>> begin Data for processing

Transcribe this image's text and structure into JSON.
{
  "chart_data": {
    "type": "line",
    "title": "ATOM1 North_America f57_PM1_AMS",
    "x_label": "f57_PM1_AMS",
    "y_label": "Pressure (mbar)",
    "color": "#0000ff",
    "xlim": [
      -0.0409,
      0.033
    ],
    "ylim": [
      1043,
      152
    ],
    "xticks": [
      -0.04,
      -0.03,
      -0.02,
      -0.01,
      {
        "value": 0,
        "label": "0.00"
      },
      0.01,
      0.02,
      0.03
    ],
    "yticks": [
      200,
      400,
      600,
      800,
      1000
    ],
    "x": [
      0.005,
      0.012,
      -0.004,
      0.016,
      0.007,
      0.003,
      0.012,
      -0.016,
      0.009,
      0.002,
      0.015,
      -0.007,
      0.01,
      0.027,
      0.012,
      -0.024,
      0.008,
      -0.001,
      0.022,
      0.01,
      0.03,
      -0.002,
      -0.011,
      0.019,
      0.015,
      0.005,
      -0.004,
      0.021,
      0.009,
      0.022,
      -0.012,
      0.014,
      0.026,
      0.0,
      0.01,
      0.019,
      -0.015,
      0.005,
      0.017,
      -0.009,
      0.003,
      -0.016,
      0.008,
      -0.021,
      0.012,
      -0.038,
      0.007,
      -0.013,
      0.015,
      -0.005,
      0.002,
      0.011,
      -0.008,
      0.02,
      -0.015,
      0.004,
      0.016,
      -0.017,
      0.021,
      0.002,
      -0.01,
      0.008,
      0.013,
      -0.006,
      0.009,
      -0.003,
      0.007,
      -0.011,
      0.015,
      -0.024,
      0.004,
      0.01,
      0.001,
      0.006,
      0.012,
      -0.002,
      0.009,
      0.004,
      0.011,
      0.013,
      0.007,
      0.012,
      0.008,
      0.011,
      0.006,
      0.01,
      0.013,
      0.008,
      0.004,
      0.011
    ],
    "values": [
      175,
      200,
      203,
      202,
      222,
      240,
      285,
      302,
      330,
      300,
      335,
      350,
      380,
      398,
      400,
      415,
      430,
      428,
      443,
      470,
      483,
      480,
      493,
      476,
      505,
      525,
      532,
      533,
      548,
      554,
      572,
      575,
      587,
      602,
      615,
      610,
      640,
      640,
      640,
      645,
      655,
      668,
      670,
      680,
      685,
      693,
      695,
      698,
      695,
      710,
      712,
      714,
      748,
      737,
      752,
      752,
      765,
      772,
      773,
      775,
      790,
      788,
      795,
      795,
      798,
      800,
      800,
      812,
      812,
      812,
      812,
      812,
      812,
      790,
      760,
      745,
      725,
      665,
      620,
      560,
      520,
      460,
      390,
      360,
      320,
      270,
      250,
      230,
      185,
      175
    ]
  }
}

>> end Data for processing

* Directive:
Repeat back the data above, exact to the last character.

* Final result:
Transcribe this image's text and structure into JSON.
{
  "chart_data": {
    "type": "line",
    "title": "ATOM1 North_America f57_PM1_AMS",
    "x_label": "f57_PM1_AMS",
    "y_label": "Pressure (mbar)",
    "color": "#0000ff",
    "xlim": [
      -0.0409,
      0.033
    ],
    "ylim": [
      1043,
      152
    ],
    "xticks": [
      -0.04,
      -0.03,
      -0.02,
      -0.01,
      {
        "value": 0,
        "label": "0.00"
      },
      0.01,
      0.02,
      0.03
    ],
    "yticks": [
      200,
      400,
      600,
      800,
      1000
    ],
    "x": [
      0.005,
      0.012,
      -0.004,
      0.016,
      0.007,
      0.003,
      0.012,
      -0.016,
      0.009,
      0.002,
      0.015,
      -0.007,
      0.01,
      0.027,
      0.012,
      -0.024,
      0.008,
      -0.001,
      0.022,
      0.01,
      0.03,
      -0.002,
      -0.011,
      0.019,
      0.015,
      0.005,
      -0.004,
      0.021,
      0.009,
      0.022,
      -0.012,
      0.014,
      0.026,
      0.0,
      0.01,
      0.019,
      -0.015,
      0.005,
      0.017,
      -0.009,
      0.003,
      -0.016,
      0.008,
      -0.021,
      0.012,
      -0.038,
      0.007,
      -0.013,
      0.015,
      -0.005,
      0.002,
      0.011,
      -0.008,
      0.02,
      -0.015,
      0.004,
      0.016,
      -0.017,
      0.021,
      0.002,
      -0.01,
      0.008,
      0.013,
      -0.006,
      0.009,
      -0.003,
      0.007,
      -0.011,
      0.015,
      -0.024,
      0.004,
      0.01,
      0.001,
      0.006,
      0.012,
      -0.002,
      0.009,
      0.004,
      0.011,
      0.013,
      0.007,
      0.012,
      0.008,
      0.011,
      0.006,
      0.01,
      0.013,
      0.008,
      0.004,
      0.011
    ],
    "values": [
      175,
      200,
      203,
      202,
      222,
      240,
      285,
      302,
      330,
      300,
      335,
      350,
      380,
      398,
      400,
      415,
      430,
      428,
      443,
      470,
      483,
      480,
      493,
      476,
      505,
      525,
      532,
      533,
      548,
      554,
      572,
      575,
      587,
      602,
      615,
      610,
      640,
      640,
      640,
      645,
      655,
      668,
      670,
      680,
      685,
      693,
      695,
      698,
      695,
      710,
      712,
      714,
      748,
      737,
      752,
      752,
      765,
      772,
      773,
      775,
      790,
      788,
      795,
      795,
      798,
      800,
      800,
      812,
      812,
      812,
      812,
      812,
      812,
      790,
      760,
      745,
      725,
      665,
      620,
      560,
      520,
      460,
      390,
      360,
      320,
      270,
      250,
      230,
      185,
      175
    ]
  }
}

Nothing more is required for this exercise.